[Start]

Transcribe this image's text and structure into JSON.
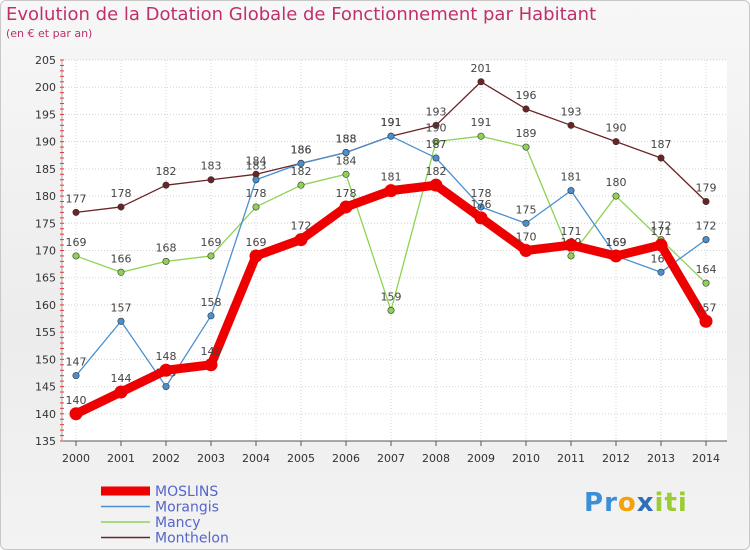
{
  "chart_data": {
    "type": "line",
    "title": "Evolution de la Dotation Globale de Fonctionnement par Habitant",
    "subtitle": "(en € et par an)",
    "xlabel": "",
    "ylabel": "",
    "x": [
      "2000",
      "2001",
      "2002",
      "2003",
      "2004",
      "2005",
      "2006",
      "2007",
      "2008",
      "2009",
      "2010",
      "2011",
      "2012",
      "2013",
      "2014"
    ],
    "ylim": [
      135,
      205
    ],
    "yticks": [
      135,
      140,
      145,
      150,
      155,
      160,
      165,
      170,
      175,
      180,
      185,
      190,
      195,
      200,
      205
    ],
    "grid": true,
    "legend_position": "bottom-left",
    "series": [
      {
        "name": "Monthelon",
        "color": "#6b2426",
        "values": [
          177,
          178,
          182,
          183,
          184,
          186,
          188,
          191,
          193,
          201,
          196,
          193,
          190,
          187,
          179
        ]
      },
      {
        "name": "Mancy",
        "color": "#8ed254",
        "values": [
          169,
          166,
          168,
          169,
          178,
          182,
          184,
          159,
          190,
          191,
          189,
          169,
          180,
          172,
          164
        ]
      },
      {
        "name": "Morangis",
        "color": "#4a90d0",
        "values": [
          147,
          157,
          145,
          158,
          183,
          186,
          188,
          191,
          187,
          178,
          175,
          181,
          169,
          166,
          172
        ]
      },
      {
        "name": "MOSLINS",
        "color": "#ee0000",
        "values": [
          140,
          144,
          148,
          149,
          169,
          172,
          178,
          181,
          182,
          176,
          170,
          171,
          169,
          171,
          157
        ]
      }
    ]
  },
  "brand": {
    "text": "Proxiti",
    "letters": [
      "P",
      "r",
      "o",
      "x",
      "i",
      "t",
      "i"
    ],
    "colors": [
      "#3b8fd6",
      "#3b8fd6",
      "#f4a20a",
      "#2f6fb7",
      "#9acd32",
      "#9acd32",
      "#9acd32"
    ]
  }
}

[End]

*Given task*. Write out the records above exactly as they stand, leaving out every picture.

*Solved problem*.
Transcribe this image's text and structure into JSON.
{
  "chart_data": {
    "type": "line",
    "title": "Evolution de la Dotation Globale de Fonctionnement par Habitant",
    "subtitle": "(en € et par an)",
    "xlabel": "",
    "ylabel": "",
    "x": [
      "2000",
      "2001",
      "2002",
      "2003",
      "2004",
      "2005",
      "2006",
      "2007",
      "2008",
      "2009",
      "2010",
      "2011",
      "2012",
      "2013",
      "2014"
    ],
    "ylim": [
      135,
      205
    ],
    "yticks": [
      135,
      140,
      145,
      150,
      155,
      160,
      165,
      170,
      175,
      180,
      185,
      190,
      195,
      200,
      205
    ],
    "grid": true,
    "legend_position": "bottom-left",
    "series": [
      {
        "name": "Monthelon",
        "color": "#6b2426",
        "values": [
          177,
          178,
          182,
          183,
          184,
          186,
          188,
          191,
          193,
          201,
          196,
          193,
          190,
          187,
          179
        ]
      },
      {
        "name": "Mancy",
        "color": "#8ed254",
        "values": [
          169,
          166,
          168,
          169,
          178,
          182,
          184,
          159,
          190,
          191,
          189,
          169,
          180,
          172,
          164
        ]
      },
      {
        "name": "Morangis",
        "color": "#4a90d0",
        "values": [
          147,
          157,
          145,
          158,
          183,
          186,
          188,
          191,
          187,
          178,
          175,
          181,
          169,
          166,
          172
        ]
      },
      {
        "name": "MOSLINS",
        "color": "#ee0000",
        "values": [
          140,
          144,
          148,
          149,
          169,
          172,
          178,
          181,
          182,
          176,
          170,
          171,
          169,
          171,
          157
        ]
      }
    ]
  },
  "brand": {
    "text": "Proxiti",
    "letters": [
      "P",
      "r",
      "o",
      "x",
      "i",
      "t",
      "i"
    ],
    "colors": [
      "#3b8fd6",
      "#3b8fd6",
      "#f4a20a",
      "#2f6fb7",
      "#9acd32",
      "#9acd32",
      "#9acd32"
    ]
  }
}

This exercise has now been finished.